Collected data entries:
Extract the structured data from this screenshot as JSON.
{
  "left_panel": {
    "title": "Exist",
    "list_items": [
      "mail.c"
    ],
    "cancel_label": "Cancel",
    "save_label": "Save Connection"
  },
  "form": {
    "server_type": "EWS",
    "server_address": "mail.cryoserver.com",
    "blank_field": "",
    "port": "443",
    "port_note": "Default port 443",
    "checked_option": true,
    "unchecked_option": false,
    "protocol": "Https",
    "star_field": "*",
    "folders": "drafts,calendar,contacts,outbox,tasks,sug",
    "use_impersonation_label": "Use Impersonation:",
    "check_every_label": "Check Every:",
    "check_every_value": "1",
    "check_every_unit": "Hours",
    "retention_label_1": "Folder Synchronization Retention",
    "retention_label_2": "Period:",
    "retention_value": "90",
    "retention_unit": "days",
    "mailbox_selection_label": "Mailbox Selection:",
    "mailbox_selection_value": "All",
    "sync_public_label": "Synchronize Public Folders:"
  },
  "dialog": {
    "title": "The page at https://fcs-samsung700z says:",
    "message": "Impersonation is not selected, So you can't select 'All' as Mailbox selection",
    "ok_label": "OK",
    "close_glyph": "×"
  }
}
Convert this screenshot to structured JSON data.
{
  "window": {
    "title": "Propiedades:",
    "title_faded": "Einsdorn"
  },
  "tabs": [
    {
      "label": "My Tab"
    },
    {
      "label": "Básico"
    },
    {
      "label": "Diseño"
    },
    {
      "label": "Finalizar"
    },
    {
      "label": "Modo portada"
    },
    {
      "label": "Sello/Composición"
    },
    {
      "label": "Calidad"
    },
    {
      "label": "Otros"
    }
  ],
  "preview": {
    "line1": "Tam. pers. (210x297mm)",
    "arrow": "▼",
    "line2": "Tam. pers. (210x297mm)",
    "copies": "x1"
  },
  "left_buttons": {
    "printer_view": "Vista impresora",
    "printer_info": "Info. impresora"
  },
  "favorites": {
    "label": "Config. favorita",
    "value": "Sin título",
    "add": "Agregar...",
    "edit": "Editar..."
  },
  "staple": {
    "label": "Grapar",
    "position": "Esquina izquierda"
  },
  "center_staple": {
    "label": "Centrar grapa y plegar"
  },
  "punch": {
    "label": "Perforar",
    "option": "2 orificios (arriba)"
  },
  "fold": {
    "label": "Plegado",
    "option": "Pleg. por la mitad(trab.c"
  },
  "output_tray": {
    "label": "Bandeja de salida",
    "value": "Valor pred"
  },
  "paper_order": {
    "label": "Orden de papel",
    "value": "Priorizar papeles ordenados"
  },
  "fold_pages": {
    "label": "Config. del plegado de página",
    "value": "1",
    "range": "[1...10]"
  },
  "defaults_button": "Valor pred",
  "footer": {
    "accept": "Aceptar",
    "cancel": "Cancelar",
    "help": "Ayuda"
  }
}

---

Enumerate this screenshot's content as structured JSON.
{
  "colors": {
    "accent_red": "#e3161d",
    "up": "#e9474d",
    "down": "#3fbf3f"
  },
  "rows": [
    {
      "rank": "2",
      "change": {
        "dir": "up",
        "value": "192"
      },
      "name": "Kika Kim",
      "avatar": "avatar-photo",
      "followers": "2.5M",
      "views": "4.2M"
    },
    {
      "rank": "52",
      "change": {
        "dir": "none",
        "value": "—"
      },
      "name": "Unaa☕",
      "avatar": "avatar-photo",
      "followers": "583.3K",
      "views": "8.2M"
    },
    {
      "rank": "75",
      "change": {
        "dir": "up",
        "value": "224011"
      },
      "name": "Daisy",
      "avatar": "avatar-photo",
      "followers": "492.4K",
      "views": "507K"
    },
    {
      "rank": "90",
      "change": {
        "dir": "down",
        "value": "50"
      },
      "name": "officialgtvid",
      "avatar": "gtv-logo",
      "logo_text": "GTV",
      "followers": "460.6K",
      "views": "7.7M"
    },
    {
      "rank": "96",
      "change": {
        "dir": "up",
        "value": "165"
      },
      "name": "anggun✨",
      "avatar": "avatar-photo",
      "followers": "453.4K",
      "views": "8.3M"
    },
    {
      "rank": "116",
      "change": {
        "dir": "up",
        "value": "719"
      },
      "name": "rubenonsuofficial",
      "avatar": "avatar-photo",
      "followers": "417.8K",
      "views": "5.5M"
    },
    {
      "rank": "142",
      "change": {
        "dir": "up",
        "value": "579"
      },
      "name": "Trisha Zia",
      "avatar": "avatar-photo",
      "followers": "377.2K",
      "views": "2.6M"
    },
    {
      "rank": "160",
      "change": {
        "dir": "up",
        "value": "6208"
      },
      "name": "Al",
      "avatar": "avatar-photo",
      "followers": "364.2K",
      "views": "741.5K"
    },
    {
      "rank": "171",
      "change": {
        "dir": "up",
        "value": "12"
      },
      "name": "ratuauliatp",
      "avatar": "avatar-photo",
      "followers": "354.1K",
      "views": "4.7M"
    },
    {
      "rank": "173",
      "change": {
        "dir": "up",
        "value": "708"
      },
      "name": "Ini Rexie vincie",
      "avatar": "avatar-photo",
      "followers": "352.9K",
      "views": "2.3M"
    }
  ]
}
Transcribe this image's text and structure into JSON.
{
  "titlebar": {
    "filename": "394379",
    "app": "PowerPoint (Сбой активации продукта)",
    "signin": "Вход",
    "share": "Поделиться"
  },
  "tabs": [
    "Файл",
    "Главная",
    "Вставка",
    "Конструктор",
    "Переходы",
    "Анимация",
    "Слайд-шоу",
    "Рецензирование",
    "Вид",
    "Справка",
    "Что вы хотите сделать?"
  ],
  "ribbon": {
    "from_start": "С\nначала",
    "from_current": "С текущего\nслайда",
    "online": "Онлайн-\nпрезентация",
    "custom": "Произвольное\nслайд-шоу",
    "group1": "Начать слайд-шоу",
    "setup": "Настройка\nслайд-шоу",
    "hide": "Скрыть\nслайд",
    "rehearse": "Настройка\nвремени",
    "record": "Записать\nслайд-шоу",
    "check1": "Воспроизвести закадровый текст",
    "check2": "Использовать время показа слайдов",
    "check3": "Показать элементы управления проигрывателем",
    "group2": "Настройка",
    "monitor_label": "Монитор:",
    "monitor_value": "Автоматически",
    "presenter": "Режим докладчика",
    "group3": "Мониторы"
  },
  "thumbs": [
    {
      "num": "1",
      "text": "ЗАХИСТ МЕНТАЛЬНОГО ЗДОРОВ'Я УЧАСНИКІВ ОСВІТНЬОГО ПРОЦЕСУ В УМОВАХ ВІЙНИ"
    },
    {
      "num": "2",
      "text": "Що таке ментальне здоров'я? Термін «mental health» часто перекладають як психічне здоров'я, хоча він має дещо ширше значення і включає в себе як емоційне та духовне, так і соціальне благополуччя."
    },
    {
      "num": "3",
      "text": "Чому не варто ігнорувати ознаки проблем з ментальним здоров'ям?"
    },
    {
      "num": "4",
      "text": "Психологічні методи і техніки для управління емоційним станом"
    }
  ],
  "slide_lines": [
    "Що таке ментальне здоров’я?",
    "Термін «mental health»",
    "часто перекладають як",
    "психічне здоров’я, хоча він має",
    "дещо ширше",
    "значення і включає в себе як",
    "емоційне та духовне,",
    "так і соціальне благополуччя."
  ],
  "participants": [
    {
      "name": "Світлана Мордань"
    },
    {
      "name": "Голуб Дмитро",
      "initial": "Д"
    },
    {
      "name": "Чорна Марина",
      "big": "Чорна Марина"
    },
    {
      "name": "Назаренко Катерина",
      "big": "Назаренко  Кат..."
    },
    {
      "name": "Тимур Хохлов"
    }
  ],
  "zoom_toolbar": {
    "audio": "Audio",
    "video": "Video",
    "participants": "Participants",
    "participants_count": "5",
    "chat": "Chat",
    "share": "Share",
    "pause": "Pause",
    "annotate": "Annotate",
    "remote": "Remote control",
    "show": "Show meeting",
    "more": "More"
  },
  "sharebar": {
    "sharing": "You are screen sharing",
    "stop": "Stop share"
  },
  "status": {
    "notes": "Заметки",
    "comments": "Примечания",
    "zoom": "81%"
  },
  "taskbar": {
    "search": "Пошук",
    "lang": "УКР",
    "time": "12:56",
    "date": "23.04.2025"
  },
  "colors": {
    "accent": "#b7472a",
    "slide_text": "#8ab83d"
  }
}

AIM OF THE TASK: From the listing, copy every line where the string "хоча" appears.

RESULT BELOW:
      "text": "Що таке ментальне здоров'я? Термін «mental health» часто перекладають як психічне здоров'я, хоча він має дещо ширше значення і включає в себе як емоційне та духовне, так і соціальне благополуччя."
    "психічне здоров’я, хоча він має",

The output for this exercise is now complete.